Items from a figure collection:
** BEGIN **
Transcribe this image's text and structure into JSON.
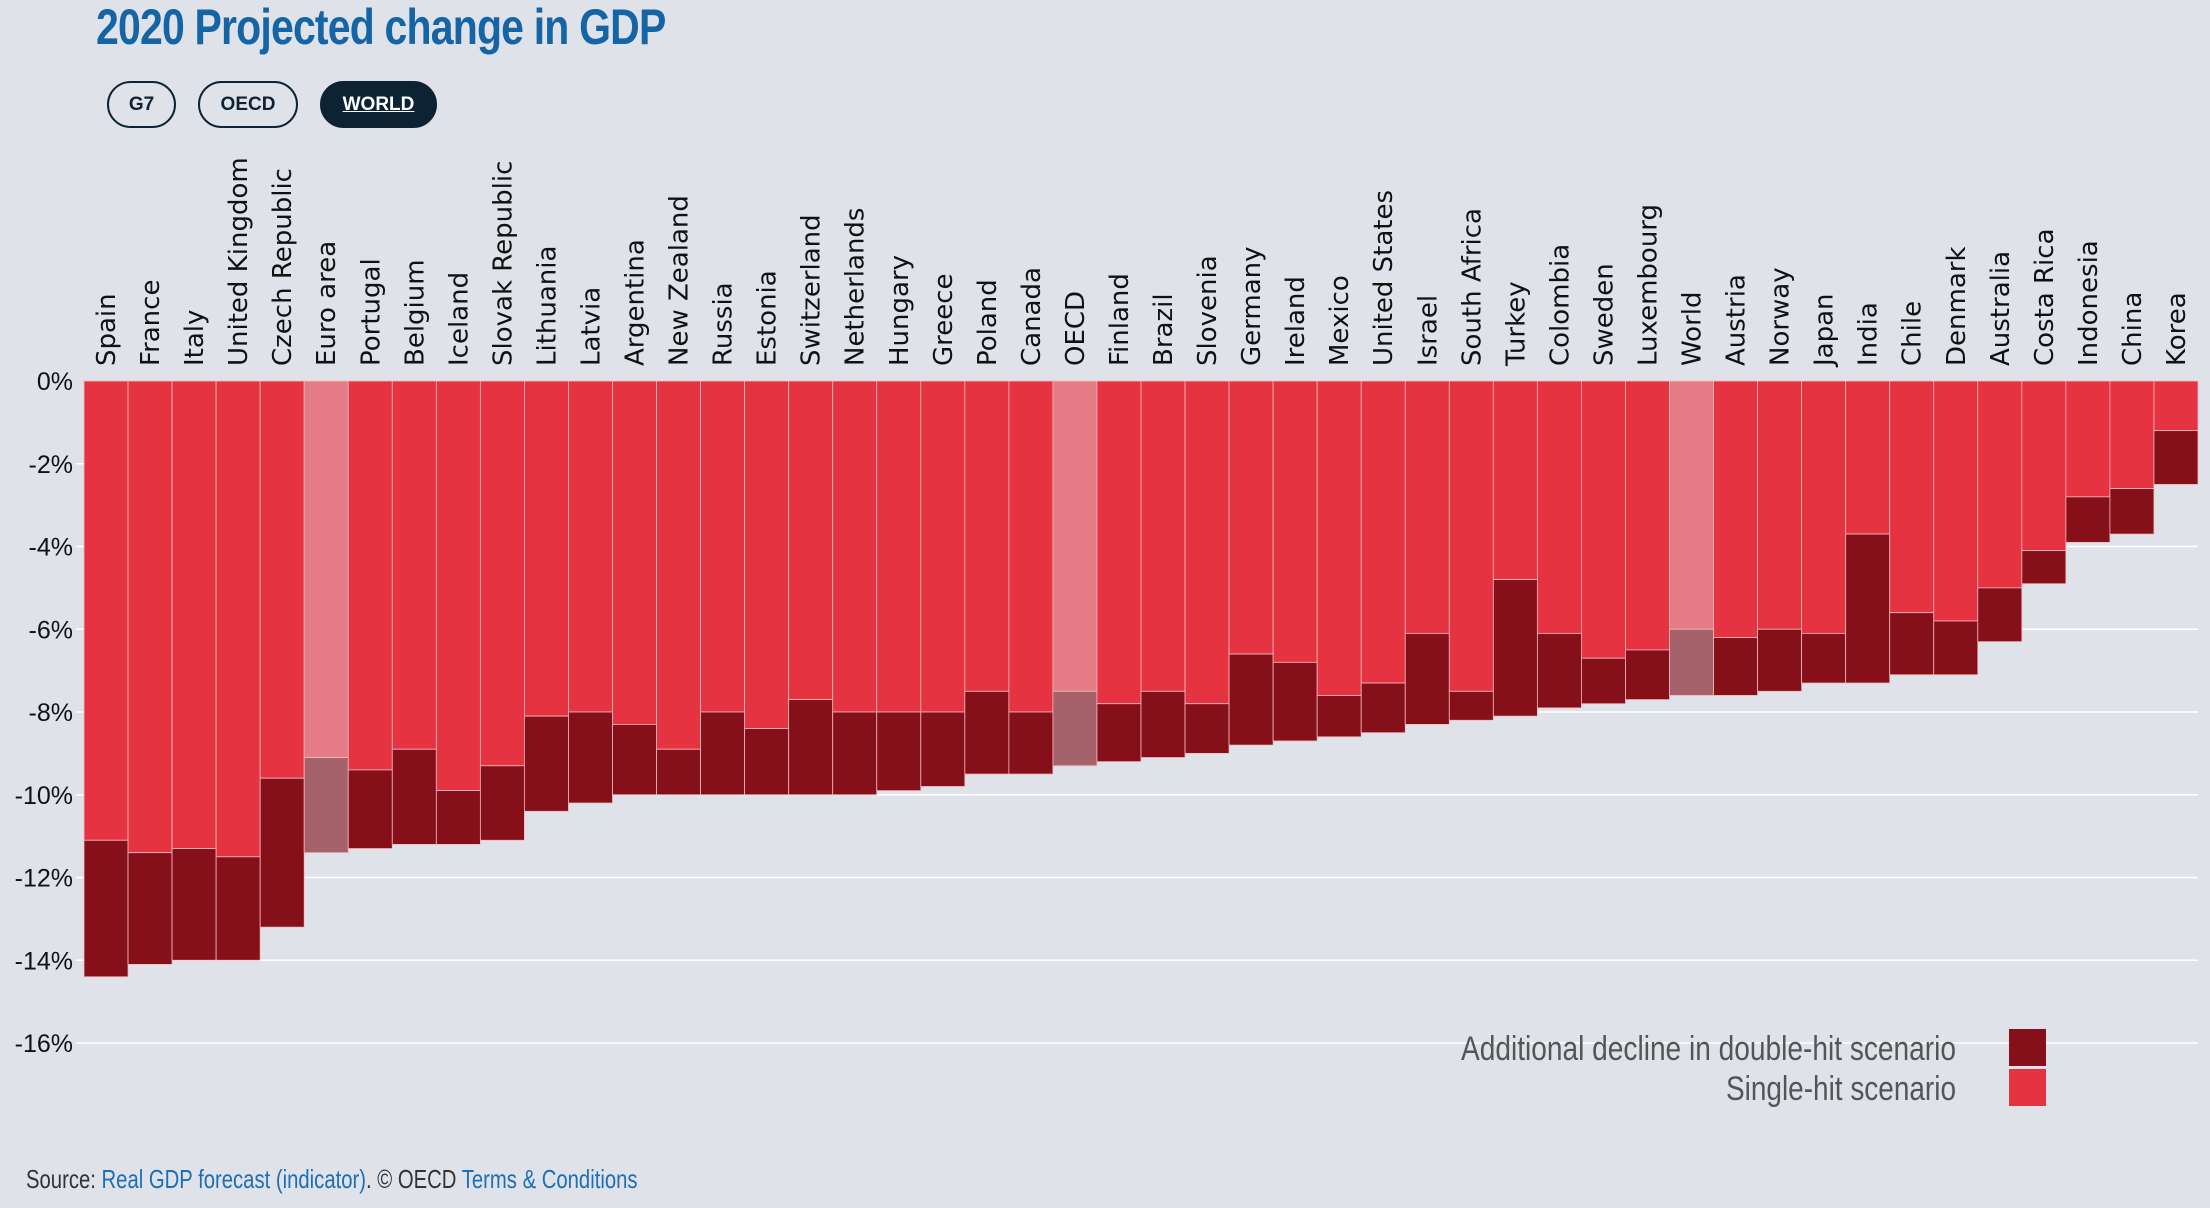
{
  "title": "2020 Projected change in GDP",
  "tabs": [
    {
      "label": "G7",
      "active": false
    },
    {
      "label": "OECD",
      "active": false
    },
    {
      "label": "WORLD",
      "active": true
    }
  ],
  "colors": {
    "single_hit": "#e63342",
    "double_hit": "#861019",
    "highlight_single": "#e57b85",
    "highlight_double": "#a5626a",
    "grid": "#ffffff",
    "background": "#dfe3e9"
  },
  "source": {
    "prefix": "Source: ",
    "link1": "Real GDP forecast (indicator)",
    "middle": ". © OECD ",
    "link2": "Terms & Conditions"
  },
  "chart_data": {
    "type": "bar",
    "stacked": true,
    "categories": [
      "Spain",
      "France",
      "Italy",
      "United Kingdom",
      "Czech Republic",
      "Euro area",
      "Portugal",
      "Belgium",
      "Iceland",
      "Slovak Republic",
      "Lithuania",
      "Latvia",
      "Argentina",
      "New Zealand",
      "Russia",
      "Estonia",
      "Switzerland",
      "Netherlands",
      "Hungary",
      "Greece",
      "Poland",
      "Canada",
      "OECD",
      "Finland",
      "Brazil",
      "Slovenia",
      "Germany",
      "Ireland",
      "Mexico",
      "United States",
      "Israel",
      "South Africa",
      "Turkey",
      "Colombia",
      "Sweden",
      "Luxembourg",
      "World",
      "Austria",
      "Norway",
      "Japan",
      "India",
      "Chile",
      "Denmark",
      "Australia",
      "Costa Rica",
      "Indonesia",
      "China",
      "Korea"
    ],
    "highlighted": [
      "Euro area",
      "OECD",
      "World"
    ],
    "series": [
      {
        "name": "Single-hit scenario",
        "values": [
          -11.1,
          -11.4,
          -11.3,
          -11.5,
          -9.6,
          -9.1,
          -9.4,
          -8.9,
          -9.9,
          -9.3,
          -8.1,
          -8.0,
          -8.3,
          -8.9,
          -8.0,
          -8.4,
          -7.7,
          -8.0,
          -8.0,
          -8.0,
          -7.5,
          -8.0,
          -7.5,
          -7.8,
          -7.5,
          -7.8,
          -6.6,
          -6.8,
          -7.6,
          -7.3,
          -6.1,
          -7.5,
          -4.8,
          -6.1,
          -6.7,
          -6.5,
          -6.0,
          -6.2,
          -6.0,
          -6.1,
          -3.7,
          -5.6,
          -5.8,
          -5.0,
          -4.1,
          -2.8,
          -2.6,
          -1.2
        ]
      },
      {
        "name": "Additional decline in double-hit scenario",
        "values": [
          -3.3,
          -2.7,
          -2.7,
          -2.5,
          -3.6,
          -2.3,
          -1.9,
          -2.3,
          -1.3,
          -1.8,
          -2.3,
          -2.2,
          -1.7,
          -1.1,
          -2.0,
          -1.6,
          -2.3,
          -2.0,
          -1.9,
          -1.8,
          -2.0,
          -1.5,
          -1.8,
          -1.4,
          -1.6,
          -1.2,
          -2.2,
          -1.9,
          -1.0,
          -1.2,
          -2.2,
          -0.7,
          -3.3,
          -1.8,
          -1.1,
          -1.2,
          -1.6,
          -1.4,
          -1.5,
          -1.2,
          -3.6,
          -1.5,
          -1.3,
          -1.3,
          -0.8,
          -1.1,
          -1.1,
          -1.3
        ]
      }
    ],
    "totals": [
      -14.4,
      -14.1,
      -14.0,
      -14.0,
      -13.2,
      -11.4,
      -11.3,
      -11.2,
      -11.2,
      -11.1,
      -10.4,
      -10.2,
      -10.0,
      -10.0,
      -10.0,
      -10.0,
      -10.0,
      -10.0,
      -9.9,
      -9.8,
      -9.5,
      -9.5,
      -9.3,
      -9.2,
      -9.1,
      -9.0,
      -8.8,
      -8.7,
      -8.6,
      -8.5,
      -8.3,
      -8.2,
      -8.1,
      -7.9,
      -7.8,
      -7.7,
      -7.6,
      -7.6,
      -7.5,
      -7.3,
      -7.3,
      -7.1,
      -7.1,
      -6.3,
      -4.9,
      -3.9,
      -3.7,
      -2.5
    ],
    "ylim": [
      -16,
      0
    ],
    "yticks": [
      0,
      -2,
      -4,
      -6,
      -8,
      -10,
      -12,
      -14,
      -16
    ],
    "ytick_labels": [
      "0%",
      "-2%",
      "-4%",
      "-6%",
      "-8%",
      "-10%",
      "-12%",
      "-14%",
      "-16%"
    ],
    "grid": true,
    "legend": {
      "placement": "bottom-right",
      "entries": [
        "Additional decline in double-hit scenario",
        "Single-hit scenario"
      ]
    }
  }
}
** END **
▶ **EXERCISE DIRECTIONS**
Only a number is expected here: the count of lines in the listing that hold the string "decline".

▶ **SOLUTION TO THIS TASK**
2